• Set problem:
Scan the records and identify every line in which the string "emoji" occurs, then return those lines.

━━ Data shown ━━

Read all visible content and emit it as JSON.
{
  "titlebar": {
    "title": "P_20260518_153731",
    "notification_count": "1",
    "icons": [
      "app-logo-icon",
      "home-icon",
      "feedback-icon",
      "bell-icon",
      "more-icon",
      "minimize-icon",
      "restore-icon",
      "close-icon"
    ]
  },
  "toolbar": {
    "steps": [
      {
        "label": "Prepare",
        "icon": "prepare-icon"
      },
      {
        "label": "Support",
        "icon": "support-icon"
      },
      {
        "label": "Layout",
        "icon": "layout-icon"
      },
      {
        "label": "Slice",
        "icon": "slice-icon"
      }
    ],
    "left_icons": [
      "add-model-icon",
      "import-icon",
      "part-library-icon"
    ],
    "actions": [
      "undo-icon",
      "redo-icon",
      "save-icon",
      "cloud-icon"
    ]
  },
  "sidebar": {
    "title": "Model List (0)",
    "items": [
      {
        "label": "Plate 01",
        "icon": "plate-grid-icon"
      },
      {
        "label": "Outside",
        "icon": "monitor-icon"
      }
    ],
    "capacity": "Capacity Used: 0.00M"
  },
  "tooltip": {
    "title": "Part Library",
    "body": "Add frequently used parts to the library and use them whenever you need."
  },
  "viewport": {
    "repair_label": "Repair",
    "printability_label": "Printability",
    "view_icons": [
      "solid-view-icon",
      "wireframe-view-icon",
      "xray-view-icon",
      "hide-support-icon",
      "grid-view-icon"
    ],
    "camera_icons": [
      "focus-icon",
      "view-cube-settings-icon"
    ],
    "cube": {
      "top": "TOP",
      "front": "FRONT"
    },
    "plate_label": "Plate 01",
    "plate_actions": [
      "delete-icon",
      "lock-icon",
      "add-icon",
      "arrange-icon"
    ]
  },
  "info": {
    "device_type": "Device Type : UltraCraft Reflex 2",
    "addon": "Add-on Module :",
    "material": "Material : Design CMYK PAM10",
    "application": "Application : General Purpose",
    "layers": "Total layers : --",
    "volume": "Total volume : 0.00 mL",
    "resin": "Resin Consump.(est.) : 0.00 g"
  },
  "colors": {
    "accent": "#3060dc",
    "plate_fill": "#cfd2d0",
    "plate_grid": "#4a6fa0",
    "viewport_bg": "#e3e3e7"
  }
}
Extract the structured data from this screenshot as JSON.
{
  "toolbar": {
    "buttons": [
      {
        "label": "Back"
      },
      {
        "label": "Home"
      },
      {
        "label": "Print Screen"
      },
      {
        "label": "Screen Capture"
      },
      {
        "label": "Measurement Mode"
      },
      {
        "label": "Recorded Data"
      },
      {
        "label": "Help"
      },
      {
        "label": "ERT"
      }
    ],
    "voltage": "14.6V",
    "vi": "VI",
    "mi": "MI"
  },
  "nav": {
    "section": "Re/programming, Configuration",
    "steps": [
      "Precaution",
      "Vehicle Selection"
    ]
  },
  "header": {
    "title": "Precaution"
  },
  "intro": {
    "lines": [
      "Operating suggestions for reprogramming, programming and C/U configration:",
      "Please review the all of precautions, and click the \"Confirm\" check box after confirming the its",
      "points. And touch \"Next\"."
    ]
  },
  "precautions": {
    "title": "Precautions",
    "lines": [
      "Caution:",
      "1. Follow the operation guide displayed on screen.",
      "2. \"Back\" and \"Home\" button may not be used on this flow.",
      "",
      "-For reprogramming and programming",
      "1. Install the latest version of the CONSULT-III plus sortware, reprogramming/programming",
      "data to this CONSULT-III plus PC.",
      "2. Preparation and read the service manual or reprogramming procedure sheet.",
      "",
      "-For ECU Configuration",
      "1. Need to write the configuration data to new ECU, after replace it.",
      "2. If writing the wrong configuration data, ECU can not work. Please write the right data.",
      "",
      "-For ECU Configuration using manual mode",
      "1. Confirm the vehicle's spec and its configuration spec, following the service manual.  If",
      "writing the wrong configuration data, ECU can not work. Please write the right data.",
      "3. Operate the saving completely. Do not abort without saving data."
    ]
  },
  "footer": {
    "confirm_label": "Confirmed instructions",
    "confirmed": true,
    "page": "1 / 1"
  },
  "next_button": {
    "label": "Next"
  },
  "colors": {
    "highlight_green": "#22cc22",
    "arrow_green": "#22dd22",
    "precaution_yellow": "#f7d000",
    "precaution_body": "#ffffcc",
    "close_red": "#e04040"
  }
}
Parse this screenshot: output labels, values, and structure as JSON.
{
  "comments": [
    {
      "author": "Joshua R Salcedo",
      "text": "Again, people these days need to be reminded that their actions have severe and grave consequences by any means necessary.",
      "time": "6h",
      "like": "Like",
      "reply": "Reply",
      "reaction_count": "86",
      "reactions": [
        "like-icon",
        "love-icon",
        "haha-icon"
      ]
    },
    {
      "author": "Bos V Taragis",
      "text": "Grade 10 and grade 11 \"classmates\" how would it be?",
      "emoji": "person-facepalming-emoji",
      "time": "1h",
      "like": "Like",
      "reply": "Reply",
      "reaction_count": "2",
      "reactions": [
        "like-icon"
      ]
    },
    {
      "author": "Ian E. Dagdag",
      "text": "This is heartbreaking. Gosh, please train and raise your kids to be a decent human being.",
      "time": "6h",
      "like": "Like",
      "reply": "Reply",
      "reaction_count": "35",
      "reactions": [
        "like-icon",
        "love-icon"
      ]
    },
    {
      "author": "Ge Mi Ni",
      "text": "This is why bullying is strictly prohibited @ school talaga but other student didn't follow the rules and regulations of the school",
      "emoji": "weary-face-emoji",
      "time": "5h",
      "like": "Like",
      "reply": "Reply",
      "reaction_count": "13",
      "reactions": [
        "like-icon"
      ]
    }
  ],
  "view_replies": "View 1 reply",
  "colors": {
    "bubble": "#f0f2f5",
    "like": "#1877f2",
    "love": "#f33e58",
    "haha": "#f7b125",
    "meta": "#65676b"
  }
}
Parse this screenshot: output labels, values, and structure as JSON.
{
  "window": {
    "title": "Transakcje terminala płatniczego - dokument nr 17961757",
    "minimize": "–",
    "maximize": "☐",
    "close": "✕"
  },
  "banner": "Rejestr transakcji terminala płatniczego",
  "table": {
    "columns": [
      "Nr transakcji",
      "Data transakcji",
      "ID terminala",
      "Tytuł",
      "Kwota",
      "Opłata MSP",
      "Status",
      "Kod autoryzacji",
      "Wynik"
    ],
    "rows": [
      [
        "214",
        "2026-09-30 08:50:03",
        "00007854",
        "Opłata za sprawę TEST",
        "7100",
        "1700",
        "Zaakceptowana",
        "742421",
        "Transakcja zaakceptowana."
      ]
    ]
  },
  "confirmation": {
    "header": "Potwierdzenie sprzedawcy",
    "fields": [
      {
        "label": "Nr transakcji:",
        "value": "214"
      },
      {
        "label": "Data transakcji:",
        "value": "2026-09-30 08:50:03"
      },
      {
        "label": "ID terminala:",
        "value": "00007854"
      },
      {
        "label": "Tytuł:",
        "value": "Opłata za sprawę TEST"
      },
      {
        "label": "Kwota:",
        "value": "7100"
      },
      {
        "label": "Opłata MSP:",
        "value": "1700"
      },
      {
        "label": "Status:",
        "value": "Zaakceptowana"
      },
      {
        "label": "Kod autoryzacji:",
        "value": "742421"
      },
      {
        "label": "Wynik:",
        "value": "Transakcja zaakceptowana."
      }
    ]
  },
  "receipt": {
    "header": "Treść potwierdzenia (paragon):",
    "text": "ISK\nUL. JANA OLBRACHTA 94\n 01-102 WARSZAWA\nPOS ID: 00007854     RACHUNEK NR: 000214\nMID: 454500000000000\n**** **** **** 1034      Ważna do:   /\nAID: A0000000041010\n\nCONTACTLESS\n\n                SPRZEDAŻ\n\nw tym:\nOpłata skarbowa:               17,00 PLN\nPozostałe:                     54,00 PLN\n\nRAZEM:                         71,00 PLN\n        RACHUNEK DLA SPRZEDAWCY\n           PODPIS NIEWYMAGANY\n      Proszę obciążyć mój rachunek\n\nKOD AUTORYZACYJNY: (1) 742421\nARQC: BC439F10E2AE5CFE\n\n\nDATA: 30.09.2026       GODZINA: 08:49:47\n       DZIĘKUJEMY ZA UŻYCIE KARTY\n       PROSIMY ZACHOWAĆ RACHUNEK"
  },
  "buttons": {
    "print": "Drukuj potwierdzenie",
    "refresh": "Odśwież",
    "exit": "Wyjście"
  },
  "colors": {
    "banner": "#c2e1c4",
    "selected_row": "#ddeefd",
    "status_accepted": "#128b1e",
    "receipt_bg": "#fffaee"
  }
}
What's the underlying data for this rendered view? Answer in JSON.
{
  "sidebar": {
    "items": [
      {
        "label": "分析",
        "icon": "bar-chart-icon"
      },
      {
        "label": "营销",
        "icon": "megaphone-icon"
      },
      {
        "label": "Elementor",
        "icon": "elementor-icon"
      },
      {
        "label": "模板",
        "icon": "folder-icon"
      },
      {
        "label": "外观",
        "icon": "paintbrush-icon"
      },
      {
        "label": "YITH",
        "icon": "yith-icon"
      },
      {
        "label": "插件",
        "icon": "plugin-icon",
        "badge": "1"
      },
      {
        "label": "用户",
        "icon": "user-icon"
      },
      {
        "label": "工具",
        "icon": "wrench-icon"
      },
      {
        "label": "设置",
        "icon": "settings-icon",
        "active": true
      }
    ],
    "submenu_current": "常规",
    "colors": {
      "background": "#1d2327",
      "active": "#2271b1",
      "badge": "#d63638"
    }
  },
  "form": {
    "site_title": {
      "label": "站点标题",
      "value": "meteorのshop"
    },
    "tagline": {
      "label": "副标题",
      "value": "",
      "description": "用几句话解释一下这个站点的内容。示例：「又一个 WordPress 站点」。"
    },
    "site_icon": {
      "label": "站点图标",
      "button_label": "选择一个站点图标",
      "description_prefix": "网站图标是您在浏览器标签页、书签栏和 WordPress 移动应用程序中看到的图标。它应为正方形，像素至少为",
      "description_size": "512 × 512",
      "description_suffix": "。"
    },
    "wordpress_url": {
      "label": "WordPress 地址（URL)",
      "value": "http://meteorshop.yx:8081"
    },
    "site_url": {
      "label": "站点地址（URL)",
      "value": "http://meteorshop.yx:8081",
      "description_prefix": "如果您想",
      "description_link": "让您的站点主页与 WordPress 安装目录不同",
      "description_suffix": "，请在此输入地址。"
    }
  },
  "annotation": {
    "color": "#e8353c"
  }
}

━━━

• Output for this task:
      "emoji": "person-facepalming-emoji",
      "emoji": "weary-face-emoji",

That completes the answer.